* [Problem to solve] Every line of the records below should be restated exactly.

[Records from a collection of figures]
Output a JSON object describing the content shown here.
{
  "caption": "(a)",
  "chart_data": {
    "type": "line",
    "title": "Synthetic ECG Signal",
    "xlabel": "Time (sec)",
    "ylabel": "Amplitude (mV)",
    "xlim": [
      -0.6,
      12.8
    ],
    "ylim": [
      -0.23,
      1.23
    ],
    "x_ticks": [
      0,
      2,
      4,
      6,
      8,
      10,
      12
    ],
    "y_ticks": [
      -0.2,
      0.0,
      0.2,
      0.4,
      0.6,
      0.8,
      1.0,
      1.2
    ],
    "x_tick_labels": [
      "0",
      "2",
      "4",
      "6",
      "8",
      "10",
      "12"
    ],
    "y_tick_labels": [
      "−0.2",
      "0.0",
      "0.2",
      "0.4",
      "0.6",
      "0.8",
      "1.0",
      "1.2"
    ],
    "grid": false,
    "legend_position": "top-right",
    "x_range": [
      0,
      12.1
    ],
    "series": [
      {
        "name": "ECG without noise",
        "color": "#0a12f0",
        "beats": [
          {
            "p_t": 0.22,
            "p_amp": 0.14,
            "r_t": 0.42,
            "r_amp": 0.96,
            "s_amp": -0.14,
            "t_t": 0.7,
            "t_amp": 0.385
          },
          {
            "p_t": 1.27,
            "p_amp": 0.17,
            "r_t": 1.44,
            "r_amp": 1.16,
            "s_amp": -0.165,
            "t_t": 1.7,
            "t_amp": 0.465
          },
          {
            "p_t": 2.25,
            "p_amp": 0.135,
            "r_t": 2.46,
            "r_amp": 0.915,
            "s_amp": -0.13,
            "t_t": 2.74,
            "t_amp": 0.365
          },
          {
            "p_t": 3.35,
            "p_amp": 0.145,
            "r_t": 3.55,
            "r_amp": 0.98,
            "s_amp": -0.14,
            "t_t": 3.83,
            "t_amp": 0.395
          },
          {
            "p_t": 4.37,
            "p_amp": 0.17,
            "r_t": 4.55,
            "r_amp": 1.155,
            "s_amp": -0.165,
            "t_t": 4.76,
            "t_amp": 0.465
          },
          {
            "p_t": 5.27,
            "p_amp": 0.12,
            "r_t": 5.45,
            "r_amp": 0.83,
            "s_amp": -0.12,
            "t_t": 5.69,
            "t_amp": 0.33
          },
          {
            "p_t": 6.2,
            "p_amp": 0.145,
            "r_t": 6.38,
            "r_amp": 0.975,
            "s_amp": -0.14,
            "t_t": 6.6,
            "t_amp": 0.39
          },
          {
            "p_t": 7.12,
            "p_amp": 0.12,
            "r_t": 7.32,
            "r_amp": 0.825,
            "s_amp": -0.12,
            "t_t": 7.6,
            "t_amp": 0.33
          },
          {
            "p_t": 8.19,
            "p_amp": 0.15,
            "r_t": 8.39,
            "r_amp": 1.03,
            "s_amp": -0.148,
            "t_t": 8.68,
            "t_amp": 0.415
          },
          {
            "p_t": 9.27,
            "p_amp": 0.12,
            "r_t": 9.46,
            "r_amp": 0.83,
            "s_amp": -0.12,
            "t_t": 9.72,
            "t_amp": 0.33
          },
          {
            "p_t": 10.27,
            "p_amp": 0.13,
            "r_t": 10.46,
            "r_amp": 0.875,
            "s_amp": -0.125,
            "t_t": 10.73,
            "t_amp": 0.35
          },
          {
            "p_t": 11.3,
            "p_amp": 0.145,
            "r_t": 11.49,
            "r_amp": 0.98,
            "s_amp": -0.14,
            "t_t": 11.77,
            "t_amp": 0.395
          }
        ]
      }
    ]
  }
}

* [Answer]
Output a JSON object describing the content shown here.
{
  "caption": "(a)",
  "chart_data": {
    "type": "line",
    "title": "Synthetic ECG Signal",
    "xlabel": "Time (sec)",
    "ylabel": "Amplitude (mV)",
    "xlim": [
      -0.6,
      12.8
    ],
    "ylim": [
      -0.23,
      1.23
    ],
    "x_ticks": [
      0,
      2,
      4,
      6,
      8,
      10,
      12
    ],
    "y_ticks": [
      -0.2,
      0.0,
      0.2,
      0.4,
      0.6,
      0.8,
      1.0,
      1.2
    ],
    "x_tick_labels": [
      "0",
      "2",
      "4",
      "6",
      "8",
      "10",
      "12"
    ],
    "y_tick_labels": [
      "−0.2",
      "0.0",
      "0.2",
      "0.4",
      "0.6",
      "0.8",
      "1.0",
      "1.2"
    ],
    "grid": false,
    "legend_position": "top-right",
    "x_range": [
      0,
      12.1
    ],
    "series": [
      {
        "name": "ECG without noise",
        "color": "#0a12f0",
        "beats": [
          {
            "p_t": 0.22,
            "p_amp": 0.14,
            "r_t": 0.42,
            "r_amp": 0.96,
            "s_amp": -0.14,
            "t_t": 0.7,
            "t_amp": 0.385
          },
          {
            "p_t": 1.27,
            "p_amp": 0.17,
            "r_t": 1.44,
            "r_amp": 1.16,
            "s_amp": -0.165,
            "t_t": 1.7,
            "t_amp": 0.465
          },
          {
            "p_t": 2.25,
            "p_amp": 0.135,
            "r_t": 2.46,
            "r_amp": 0.915,
            "s_amp": -0.13,
            "t_t": 2.74,
            "t_amp": 0.365
          },
          {
            "p_t": 3.35,
            "p_amp": 0.145,
            "r_t": 3.55,
            "r_amp": 0.98,
            "s_amp": -0.14,
            "t_t": 3.83,
            "t_amp": 0.395
          },
          {
            "p_t": 4.37,
            "p_amp": 0.17,
            "r_t": 4.55,
            "r_amp": 1.155,
            "s_amp": -0.165,
            "t_t": 4.76,
            "t_amp": 0.465
          },
          {
            "p_t": 5.27,
            "p_amp": 0.12,
            "r_t": 5.45,
            "r_amp": 0.83,
            "s_amp": -0.12,
            "t_t": 5.69,
            "t_amp": 0.33
          },
          {
            "p_t": 6.2,
            "p_amp": 0.145,
            "r_t": 6.38,
            "r_amp": 0.975,
            "s_amp": -0.14,
            "t_t": 6.6,
            "t_amp": 0.39
          },
          {
            "p_t": 7.12,
            "p_amp": 0.12,
            "r_t": 7.32,
            "r_amp": 0.825,
            "s_amp": -0.12,
            "t_t": 7.6,
            "t_amp": 0.33
          },
          {
            "p_t": 8.19,
            "p_amp": 0.15,
            "r_t": 8.39,
            "r_amp": 1.03,
            "s_amp": -0.148,
            "t_t": 8.68,
            "t_amp": 0.415
          },
          {
            "p_t": 9.27,
            "p_amp": 0.12,
            "r_t": 9.46,
            "r_amp": 0.83,
            "s_amp": -0.12,
            "t_t": 9.72,
            "t_amp": 0.33
          },
          {
            "p_t": 10.27,
            "p_amp": 0.13,
            "r_t": 10.46,
            "r_amp": 0.875,
            "s_amp": -0.125,
            "t_t": 10.73,
            "t_amp": 0.35
          },
          {
            "p_t": 11.3,
            "p_amp": 0.145,
            "r_t": 11.49,
            "r_amp": 0.98,
            "s_amp": -0.14,
            "t_t": 11.77,
            "t_amp": 0.395
          }
        ]
      }
    ]
  }
}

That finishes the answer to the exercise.